::: Data shown :::

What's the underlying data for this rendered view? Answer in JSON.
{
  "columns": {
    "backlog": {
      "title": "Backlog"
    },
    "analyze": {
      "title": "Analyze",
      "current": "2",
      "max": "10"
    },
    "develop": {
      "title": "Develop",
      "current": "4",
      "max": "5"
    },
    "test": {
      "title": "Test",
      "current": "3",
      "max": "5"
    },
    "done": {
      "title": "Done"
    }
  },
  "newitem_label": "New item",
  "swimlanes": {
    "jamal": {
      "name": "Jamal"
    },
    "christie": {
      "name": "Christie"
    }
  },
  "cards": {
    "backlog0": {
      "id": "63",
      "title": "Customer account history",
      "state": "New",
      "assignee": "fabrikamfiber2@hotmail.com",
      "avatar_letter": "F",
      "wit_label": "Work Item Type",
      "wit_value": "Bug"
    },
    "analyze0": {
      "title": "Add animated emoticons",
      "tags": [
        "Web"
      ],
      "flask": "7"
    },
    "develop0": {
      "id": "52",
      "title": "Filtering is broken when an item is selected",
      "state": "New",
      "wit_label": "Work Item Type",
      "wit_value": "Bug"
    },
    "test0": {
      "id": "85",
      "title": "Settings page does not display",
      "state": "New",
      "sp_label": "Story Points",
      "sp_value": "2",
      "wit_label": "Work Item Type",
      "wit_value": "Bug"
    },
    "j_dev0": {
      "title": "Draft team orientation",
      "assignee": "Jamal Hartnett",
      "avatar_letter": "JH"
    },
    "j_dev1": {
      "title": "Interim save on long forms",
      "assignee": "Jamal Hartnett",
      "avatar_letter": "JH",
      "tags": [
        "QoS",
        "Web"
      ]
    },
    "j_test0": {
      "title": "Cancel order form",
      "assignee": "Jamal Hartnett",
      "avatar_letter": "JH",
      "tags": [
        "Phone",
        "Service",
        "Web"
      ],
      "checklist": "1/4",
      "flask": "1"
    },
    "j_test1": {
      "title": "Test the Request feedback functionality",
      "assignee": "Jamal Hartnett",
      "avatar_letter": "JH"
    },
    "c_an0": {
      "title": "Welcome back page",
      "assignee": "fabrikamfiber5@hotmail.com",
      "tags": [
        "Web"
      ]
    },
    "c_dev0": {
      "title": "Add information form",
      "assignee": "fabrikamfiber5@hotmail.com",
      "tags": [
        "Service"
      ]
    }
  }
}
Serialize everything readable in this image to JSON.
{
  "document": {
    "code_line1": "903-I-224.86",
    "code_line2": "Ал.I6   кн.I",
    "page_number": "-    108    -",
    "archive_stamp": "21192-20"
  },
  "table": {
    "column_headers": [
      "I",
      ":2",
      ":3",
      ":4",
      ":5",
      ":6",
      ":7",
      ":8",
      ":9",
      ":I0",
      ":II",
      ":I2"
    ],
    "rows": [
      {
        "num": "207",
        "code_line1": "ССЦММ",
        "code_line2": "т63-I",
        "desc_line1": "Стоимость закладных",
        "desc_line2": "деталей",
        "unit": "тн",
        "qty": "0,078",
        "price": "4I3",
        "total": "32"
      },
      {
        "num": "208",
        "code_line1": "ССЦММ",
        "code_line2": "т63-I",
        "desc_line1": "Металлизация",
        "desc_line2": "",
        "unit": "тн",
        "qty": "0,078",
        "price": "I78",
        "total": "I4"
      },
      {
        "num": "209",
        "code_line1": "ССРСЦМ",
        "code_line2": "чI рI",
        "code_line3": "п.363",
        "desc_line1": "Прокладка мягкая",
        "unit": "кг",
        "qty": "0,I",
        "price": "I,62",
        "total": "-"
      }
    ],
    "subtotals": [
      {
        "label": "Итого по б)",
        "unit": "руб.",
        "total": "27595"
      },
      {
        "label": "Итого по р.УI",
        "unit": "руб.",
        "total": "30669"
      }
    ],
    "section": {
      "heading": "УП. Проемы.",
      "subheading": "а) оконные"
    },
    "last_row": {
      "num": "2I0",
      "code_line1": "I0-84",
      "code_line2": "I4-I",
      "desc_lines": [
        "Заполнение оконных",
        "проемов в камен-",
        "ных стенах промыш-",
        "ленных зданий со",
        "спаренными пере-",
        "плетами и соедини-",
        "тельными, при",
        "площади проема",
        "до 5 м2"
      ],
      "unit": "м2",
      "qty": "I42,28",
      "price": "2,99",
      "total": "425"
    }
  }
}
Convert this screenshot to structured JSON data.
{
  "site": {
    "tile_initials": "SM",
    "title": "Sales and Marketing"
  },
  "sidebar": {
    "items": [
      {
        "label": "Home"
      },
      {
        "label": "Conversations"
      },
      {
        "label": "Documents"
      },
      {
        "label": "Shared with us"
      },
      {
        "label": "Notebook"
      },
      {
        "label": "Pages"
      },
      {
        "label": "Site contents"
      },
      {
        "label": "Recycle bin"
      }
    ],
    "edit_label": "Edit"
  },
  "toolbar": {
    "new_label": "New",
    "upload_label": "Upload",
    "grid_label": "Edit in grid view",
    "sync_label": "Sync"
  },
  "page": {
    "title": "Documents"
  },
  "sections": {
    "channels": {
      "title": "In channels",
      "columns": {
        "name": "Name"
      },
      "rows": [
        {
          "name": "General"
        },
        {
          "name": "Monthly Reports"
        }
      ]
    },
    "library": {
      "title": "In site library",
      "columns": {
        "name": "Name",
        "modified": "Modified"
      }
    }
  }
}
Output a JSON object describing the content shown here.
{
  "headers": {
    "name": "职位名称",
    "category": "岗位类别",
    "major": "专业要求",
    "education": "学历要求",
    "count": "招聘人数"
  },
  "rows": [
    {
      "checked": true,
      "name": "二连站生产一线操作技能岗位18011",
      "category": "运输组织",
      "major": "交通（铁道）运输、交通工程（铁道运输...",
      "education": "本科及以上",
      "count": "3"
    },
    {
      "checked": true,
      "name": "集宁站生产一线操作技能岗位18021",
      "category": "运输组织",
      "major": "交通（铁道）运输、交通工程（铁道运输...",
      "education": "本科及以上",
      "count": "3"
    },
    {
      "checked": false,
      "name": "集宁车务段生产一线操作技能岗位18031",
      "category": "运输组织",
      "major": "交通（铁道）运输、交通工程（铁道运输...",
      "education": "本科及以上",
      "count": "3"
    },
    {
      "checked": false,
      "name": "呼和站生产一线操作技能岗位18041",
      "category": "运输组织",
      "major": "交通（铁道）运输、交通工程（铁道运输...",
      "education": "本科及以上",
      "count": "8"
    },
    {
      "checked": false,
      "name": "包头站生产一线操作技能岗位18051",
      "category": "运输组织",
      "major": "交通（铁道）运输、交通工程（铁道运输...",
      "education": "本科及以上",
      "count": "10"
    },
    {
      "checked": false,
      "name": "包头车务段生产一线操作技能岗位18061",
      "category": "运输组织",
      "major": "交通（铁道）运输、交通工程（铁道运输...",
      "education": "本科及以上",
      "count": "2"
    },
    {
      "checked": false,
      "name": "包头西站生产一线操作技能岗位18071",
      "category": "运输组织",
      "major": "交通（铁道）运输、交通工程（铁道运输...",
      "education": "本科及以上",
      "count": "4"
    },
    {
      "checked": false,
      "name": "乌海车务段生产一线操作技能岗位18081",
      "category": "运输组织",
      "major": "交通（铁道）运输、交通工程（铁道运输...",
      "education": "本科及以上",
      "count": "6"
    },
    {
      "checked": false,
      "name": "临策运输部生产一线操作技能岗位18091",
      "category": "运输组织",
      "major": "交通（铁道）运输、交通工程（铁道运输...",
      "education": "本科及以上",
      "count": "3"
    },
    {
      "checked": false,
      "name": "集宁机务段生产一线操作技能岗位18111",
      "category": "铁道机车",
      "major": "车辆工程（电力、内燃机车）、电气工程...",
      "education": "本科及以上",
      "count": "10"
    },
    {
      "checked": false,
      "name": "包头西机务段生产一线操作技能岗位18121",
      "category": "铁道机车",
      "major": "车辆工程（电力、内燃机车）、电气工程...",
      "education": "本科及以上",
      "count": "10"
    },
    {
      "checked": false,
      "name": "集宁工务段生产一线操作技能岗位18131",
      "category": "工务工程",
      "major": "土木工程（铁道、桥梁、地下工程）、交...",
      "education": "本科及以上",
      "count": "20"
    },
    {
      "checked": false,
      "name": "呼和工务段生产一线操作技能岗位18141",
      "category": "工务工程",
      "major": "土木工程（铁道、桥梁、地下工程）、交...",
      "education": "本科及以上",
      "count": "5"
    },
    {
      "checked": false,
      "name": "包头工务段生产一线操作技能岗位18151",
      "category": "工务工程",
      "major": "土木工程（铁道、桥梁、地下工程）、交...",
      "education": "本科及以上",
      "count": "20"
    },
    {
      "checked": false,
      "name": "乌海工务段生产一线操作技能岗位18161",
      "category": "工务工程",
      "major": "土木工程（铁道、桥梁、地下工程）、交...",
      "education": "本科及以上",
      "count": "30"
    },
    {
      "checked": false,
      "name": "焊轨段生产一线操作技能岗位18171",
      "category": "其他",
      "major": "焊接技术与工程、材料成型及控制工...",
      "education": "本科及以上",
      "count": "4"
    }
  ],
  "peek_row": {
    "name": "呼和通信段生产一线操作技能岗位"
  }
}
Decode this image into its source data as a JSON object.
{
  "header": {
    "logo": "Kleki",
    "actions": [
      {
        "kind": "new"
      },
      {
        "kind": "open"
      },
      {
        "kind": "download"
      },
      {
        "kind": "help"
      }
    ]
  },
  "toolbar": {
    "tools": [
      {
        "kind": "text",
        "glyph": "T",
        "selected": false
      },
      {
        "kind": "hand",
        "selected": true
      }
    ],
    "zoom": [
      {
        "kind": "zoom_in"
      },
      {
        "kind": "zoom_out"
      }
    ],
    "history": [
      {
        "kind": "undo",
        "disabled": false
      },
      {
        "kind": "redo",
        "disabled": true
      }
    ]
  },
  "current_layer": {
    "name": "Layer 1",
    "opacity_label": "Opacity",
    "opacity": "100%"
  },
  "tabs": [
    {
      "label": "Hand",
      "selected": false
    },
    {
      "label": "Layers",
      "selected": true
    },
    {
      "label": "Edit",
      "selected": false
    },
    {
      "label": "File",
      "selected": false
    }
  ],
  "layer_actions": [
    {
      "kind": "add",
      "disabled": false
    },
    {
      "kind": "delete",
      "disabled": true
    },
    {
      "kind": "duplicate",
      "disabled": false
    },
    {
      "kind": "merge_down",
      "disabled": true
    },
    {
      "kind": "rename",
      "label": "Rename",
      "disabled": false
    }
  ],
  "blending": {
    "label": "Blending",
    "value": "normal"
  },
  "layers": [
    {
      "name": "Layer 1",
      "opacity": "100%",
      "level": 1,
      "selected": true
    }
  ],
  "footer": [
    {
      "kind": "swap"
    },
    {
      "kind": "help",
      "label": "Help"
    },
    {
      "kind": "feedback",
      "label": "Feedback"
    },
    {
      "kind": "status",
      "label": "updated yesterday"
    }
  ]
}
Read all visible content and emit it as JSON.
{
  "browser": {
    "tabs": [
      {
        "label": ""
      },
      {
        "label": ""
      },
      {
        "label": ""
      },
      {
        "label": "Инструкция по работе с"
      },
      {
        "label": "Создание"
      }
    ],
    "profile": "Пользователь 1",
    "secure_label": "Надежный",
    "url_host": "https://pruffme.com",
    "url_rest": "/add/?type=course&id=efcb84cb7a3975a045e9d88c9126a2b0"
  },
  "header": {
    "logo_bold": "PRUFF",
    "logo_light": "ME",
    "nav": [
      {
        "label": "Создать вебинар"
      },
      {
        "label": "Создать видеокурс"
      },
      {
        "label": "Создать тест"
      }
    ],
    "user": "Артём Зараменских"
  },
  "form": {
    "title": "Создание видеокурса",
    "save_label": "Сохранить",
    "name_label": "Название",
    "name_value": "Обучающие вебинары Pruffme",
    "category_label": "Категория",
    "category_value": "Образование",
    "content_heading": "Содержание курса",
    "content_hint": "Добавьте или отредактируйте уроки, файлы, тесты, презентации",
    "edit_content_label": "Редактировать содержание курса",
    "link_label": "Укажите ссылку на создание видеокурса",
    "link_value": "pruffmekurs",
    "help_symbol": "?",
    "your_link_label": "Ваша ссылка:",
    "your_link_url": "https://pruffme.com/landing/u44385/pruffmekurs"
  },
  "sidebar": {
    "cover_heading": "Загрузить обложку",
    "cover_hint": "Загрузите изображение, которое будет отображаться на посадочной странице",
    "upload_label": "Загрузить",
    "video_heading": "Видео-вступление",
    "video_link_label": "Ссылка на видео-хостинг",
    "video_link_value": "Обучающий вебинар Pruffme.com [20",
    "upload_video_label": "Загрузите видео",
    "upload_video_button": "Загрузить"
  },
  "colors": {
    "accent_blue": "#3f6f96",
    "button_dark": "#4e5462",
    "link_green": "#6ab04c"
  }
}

:::

_Instructions for the task_.
Go through the material above and count the lines that contain "видеокурса"; give that number alone.

_Task response_.
2